[Stored data entries]
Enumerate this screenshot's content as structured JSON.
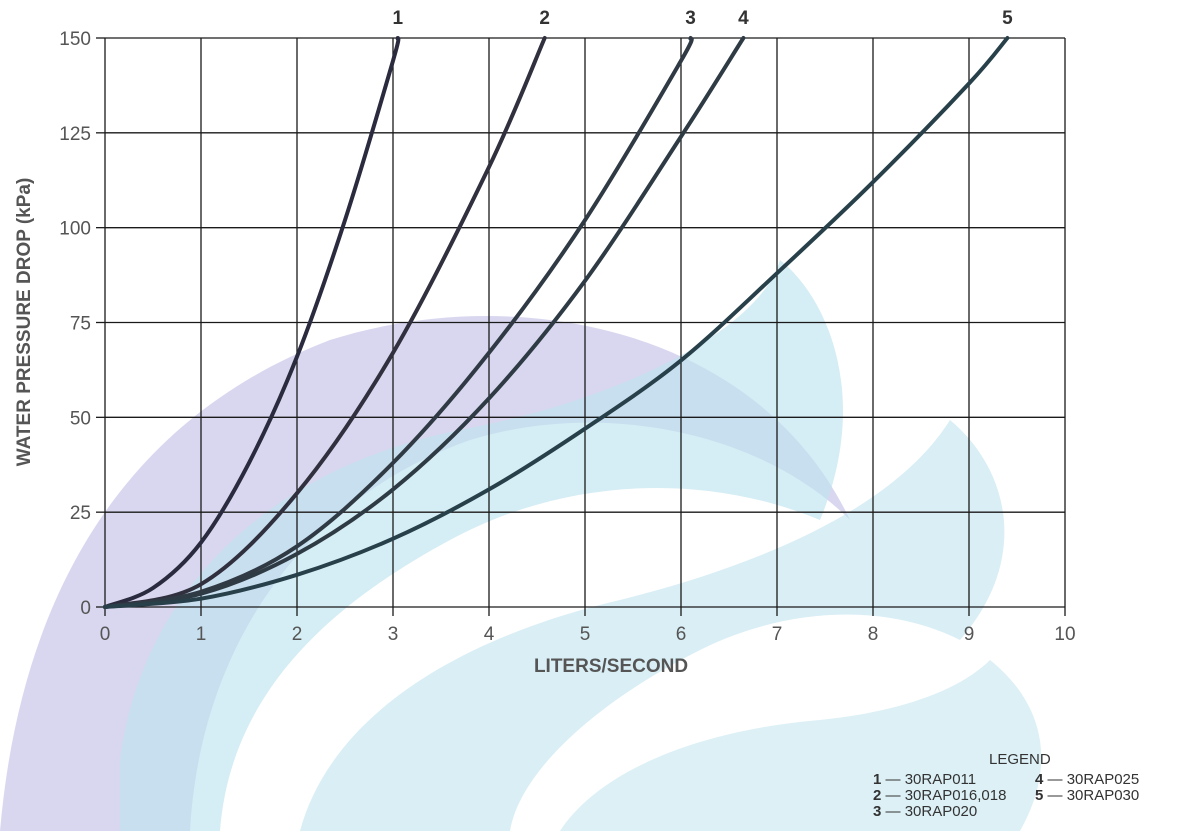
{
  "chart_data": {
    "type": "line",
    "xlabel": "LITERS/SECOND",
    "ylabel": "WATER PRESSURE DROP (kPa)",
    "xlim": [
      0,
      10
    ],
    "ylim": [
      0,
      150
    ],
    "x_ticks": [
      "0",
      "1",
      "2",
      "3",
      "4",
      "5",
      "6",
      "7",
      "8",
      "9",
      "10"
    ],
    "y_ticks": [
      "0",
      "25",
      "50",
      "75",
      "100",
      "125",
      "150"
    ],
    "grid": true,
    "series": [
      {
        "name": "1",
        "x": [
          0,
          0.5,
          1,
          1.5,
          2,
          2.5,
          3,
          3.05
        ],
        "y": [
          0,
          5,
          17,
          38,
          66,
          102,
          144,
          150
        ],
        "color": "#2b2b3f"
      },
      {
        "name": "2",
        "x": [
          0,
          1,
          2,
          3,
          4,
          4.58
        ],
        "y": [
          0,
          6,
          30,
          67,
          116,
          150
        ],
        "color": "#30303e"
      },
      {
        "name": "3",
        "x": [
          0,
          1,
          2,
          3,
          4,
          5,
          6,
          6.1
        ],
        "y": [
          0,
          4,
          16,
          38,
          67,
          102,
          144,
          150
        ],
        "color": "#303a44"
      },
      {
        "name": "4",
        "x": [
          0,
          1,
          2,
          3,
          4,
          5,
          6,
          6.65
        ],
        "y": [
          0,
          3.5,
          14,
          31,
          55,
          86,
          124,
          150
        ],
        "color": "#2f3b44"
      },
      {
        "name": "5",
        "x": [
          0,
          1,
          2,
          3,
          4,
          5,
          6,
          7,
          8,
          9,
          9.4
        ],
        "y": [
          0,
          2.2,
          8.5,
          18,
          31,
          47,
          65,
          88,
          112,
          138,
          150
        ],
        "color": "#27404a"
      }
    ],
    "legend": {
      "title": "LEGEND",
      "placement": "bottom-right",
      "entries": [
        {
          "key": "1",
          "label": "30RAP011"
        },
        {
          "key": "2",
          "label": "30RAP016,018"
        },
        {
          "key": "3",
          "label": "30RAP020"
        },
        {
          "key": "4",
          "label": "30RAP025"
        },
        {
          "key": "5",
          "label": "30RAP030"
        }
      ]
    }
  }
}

---

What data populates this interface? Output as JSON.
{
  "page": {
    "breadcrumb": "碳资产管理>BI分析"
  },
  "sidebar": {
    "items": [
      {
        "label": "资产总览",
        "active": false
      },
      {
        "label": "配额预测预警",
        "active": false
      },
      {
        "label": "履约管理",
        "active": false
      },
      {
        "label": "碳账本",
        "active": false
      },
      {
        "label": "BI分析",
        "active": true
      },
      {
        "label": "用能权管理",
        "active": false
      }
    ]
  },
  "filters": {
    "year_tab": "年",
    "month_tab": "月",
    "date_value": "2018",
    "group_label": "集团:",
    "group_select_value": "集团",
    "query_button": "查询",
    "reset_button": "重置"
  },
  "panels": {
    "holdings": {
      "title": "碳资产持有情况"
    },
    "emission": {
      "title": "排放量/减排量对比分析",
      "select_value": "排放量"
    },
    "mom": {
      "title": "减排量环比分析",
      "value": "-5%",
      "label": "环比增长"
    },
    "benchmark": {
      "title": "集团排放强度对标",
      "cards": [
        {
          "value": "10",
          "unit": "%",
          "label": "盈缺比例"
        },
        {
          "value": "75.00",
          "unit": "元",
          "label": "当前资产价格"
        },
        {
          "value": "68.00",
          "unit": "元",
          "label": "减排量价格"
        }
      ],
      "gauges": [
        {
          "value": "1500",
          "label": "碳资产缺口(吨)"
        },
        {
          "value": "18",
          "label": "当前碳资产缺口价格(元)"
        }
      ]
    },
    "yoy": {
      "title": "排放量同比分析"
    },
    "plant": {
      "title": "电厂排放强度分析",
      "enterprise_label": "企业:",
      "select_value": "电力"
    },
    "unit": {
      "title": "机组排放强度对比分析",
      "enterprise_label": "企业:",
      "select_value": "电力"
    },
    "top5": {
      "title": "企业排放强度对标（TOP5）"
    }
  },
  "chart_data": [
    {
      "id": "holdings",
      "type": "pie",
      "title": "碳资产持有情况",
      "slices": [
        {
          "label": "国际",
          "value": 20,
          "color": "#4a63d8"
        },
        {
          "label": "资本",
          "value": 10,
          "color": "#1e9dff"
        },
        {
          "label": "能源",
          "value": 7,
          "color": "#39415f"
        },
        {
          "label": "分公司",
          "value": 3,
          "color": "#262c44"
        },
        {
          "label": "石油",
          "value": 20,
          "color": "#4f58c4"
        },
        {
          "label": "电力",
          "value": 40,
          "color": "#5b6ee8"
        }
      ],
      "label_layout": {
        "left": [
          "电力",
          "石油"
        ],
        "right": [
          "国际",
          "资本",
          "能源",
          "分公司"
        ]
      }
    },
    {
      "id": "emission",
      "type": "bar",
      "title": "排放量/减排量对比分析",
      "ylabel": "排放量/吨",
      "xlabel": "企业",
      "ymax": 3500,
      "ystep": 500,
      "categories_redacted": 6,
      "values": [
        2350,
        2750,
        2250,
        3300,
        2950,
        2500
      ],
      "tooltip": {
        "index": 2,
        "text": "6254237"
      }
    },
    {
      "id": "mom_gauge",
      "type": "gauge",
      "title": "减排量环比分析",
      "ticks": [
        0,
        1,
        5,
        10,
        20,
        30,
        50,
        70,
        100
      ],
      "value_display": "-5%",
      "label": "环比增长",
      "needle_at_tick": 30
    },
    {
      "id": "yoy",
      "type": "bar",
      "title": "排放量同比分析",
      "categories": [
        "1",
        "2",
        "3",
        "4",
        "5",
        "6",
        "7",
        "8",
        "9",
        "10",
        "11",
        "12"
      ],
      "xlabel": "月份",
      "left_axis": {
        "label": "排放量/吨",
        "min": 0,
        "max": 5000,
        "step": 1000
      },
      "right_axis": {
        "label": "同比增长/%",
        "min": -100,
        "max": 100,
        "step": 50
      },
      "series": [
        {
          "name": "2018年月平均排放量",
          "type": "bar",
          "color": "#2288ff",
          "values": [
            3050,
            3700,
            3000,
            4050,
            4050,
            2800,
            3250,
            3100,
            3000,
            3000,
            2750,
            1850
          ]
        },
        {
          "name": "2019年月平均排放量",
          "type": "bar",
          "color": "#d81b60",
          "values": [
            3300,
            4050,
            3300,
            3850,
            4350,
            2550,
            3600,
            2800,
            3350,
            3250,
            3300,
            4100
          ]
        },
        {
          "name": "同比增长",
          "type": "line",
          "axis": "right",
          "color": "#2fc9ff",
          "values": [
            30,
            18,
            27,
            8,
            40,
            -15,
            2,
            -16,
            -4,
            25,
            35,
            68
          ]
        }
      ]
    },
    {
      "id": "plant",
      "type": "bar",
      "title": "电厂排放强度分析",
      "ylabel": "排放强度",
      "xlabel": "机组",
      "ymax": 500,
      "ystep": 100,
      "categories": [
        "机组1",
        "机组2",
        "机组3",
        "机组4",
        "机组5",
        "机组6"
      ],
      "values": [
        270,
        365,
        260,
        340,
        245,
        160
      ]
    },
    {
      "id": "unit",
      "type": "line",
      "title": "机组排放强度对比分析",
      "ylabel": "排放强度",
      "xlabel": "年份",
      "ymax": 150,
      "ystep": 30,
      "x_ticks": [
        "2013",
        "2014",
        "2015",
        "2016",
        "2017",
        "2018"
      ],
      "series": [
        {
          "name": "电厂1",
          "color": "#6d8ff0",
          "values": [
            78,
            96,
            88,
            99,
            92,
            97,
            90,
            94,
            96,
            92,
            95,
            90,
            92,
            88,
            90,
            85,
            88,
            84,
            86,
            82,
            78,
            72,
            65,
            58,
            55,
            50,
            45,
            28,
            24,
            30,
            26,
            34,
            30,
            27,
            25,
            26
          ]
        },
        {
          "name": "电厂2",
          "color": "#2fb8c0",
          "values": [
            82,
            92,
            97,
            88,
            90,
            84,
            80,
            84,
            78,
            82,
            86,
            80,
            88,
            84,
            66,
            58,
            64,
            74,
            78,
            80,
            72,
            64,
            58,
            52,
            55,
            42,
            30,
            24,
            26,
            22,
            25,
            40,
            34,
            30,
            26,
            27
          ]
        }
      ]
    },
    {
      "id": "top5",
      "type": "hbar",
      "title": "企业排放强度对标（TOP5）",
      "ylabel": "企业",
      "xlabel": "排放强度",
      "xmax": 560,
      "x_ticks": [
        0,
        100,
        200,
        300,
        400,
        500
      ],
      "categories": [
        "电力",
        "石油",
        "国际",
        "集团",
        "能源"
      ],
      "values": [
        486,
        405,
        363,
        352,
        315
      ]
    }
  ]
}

---

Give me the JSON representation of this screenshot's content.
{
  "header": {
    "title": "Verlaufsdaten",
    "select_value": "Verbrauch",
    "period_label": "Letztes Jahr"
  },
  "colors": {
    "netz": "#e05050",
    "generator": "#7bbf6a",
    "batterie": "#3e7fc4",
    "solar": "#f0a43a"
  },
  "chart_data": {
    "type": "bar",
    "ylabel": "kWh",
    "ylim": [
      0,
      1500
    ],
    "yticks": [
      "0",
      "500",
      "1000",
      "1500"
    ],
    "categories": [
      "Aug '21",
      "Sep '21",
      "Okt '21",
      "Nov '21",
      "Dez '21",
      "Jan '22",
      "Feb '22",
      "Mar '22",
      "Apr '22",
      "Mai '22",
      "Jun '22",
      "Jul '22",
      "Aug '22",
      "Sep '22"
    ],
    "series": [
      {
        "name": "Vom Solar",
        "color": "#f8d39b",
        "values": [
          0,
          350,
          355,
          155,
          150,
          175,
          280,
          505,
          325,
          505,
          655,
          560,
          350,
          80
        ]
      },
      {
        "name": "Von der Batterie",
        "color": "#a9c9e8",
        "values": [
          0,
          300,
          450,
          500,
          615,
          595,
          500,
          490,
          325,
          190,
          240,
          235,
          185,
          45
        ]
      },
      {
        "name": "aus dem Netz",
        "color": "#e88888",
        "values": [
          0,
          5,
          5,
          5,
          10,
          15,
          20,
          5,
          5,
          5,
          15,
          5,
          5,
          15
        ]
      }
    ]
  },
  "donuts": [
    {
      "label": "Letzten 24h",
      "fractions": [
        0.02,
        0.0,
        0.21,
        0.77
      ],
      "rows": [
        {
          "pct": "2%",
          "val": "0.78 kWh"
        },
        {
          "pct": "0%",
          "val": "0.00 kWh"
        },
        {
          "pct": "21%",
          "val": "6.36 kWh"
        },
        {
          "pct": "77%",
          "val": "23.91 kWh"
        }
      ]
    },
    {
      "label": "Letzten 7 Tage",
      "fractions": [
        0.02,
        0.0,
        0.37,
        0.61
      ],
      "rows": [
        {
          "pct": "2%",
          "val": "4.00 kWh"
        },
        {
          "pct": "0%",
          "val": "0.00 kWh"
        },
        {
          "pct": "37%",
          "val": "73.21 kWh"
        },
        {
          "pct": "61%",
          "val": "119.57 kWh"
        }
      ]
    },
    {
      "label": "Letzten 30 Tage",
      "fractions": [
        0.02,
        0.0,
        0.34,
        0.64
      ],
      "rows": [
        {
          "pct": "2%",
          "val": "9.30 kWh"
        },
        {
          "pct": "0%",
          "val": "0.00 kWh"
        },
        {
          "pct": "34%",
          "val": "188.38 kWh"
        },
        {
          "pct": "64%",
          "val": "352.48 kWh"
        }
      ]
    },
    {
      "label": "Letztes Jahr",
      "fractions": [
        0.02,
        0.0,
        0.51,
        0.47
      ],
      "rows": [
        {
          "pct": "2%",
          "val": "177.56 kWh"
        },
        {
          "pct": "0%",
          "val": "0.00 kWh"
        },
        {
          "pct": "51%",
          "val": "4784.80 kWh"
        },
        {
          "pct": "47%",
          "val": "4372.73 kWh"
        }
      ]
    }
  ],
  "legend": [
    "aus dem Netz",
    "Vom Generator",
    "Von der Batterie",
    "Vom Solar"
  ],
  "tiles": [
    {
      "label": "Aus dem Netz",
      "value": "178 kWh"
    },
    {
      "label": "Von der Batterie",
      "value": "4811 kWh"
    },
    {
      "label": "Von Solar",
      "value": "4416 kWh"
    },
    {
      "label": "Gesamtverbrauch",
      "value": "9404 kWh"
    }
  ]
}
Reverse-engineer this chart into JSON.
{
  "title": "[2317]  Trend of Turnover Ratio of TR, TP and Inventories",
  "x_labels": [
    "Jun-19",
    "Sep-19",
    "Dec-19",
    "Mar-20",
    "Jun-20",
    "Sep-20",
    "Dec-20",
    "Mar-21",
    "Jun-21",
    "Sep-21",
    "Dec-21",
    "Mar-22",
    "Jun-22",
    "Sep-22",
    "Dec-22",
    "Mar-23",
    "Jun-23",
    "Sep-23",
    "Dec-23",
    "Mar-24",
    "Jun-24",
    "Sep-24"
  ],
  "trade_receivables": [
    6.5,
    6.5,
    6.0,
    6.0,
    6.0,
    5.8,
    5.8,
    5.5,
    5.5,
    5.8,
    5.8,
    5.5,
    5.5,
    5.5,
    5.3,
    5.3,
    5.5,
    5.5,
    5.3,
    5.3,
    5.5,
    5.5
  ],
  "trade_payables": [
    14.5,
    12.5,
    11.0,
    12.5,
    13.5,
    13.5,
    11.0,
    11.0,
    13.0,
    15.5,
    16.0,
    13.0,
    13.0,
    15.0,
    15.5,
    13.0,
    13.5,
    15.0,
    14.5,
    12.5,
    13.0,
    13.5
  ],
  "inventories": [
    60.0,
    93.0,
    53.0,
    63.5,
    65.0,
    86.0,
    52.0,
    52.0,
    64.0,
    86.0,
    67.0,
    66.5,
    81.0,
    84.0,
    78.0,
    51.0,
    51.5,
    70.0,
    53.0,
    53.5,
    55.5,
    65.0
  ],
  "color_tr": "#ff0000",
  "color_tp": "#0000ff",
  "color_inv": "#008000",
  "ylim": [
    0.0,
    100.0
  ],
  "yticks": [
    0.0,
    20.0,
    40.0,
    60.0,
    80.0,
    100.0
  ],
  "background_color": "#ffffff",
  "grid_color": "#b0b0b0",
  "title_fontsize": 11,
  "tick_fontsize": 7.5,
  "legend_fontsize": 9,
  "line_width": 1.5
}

Task instructions ->
In the data above, count the lines where the word "Letztes" appears; reply with the number only.

Final result ->
2